Report how many lines in the listing below include the word "this". Write nothing besides the number.

• [Collected data entries]
________________________________________
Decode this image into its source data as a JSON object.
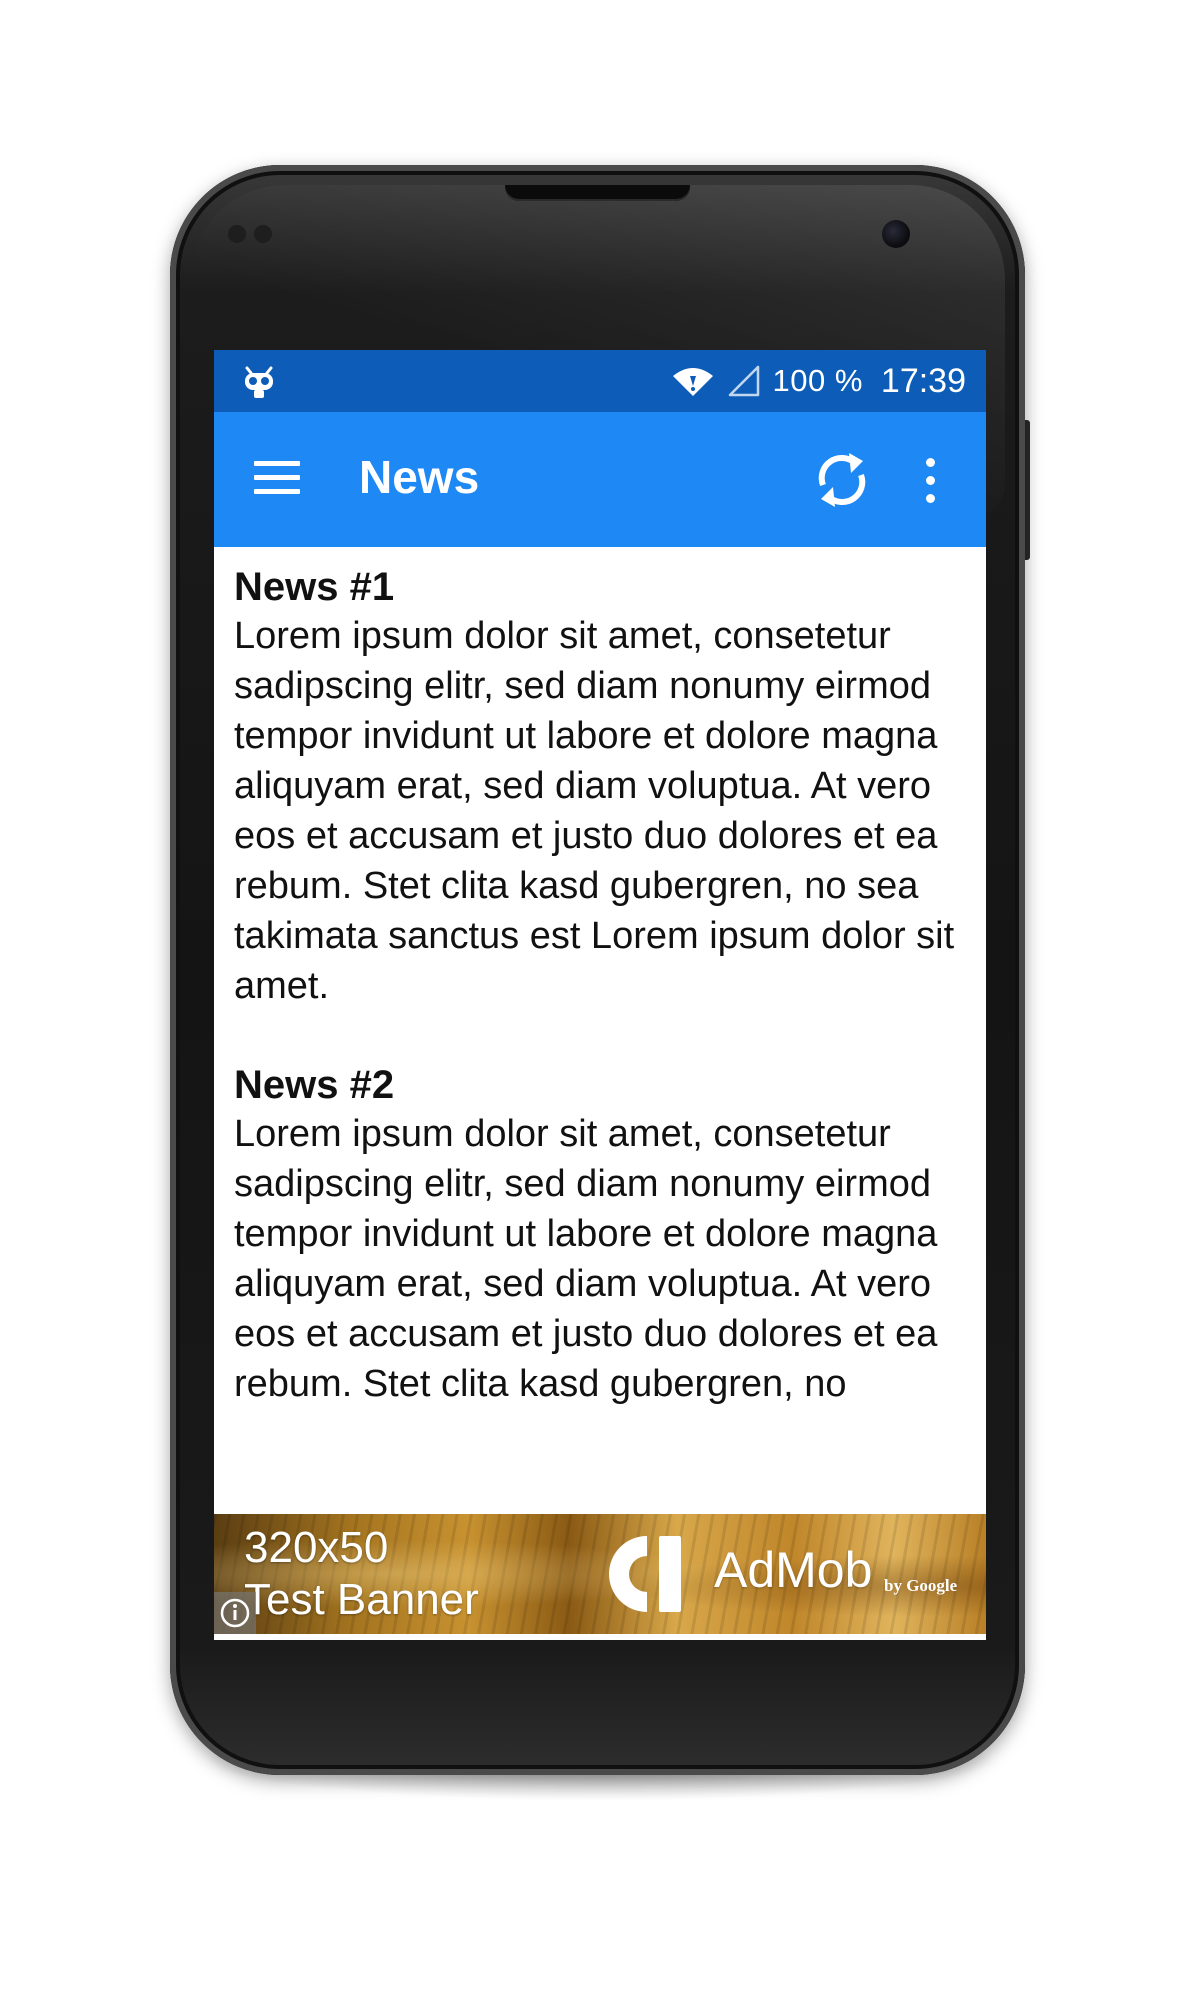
{
  "status_bar": {
    "left_icon": "cyanogen-mascot-icon",
    "wifi_icon": "wifi-icon",
    "signal_icon": "signal-icon",
    "battery_percent": "100 %",
    "time": "17:39",
    "color": "#0d5db8"
  },
  "app_bar": {
    "title": "News",
    "menu_icon": "hamburger-menu-icon",
    "refresh_icon": "refresh-icon",
    "overflow_icon": "more-vertical-icon",
    "color": "#1e88f5"
  },
  "news": [
    {
      "title": "News #1",
      "body": "Lorem ipsum dolor sit amet, consetetur sadipscing elitr, sed diam nonumy eirmod tempor invidunt ut labore et dolore magna aliquyam erat, sed diam voluptua. At vero eos et accusam et justo duo dolores et ea rebum. Stet clita kasd gubergren, no sea takimata sanctus est Lorem ipsum dolor sit amet."
    },
    {
      "title": "News #2",
      "body": "Lorem ipsum dolor sit amet, consetetur sadipscing elitr, sed diam nonumy eirmod tempor invidunt ut labore et dolore magna aliquyam erat, sed diam voluptua. At vero eos et accusam et justo duo dolores et ea rebum. Stet clita kasd gubergren, no"
    }
  ],
  "ad_banner": {
    "size_label": "320x50",
    "banner_label": "Test Banner",
    "brand": "AdMob",
    "brand_byline": "by Google",
    "info_icon": "info-icon"
  }
}
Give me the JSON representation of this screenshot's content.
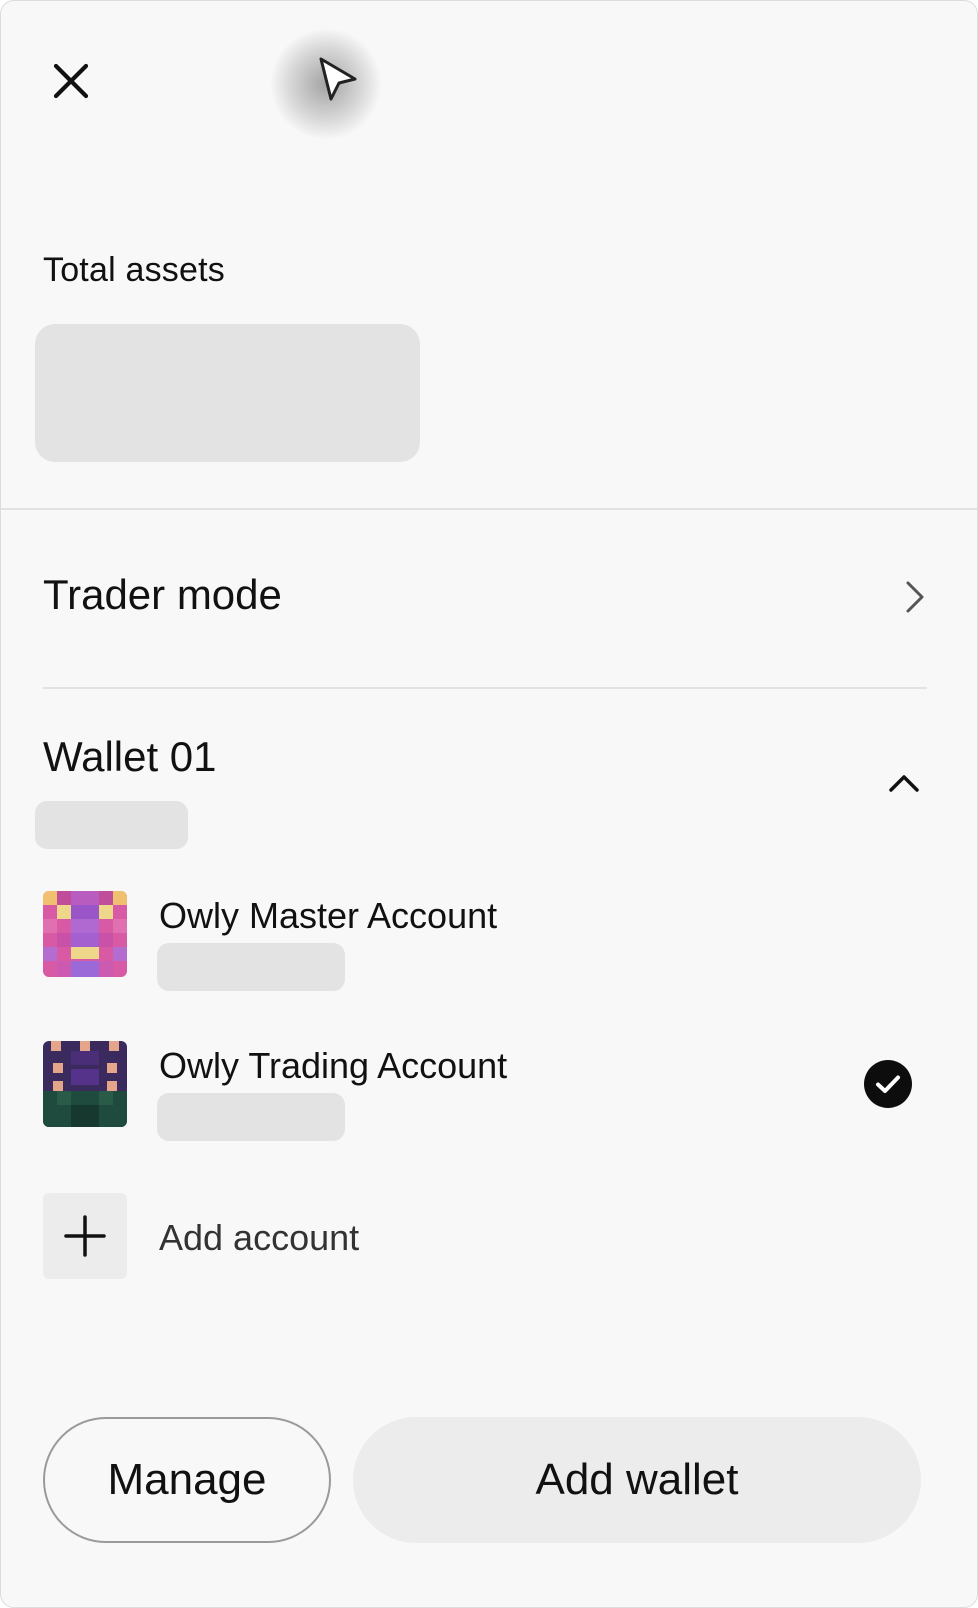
________________________________________
• [Result of the task] 2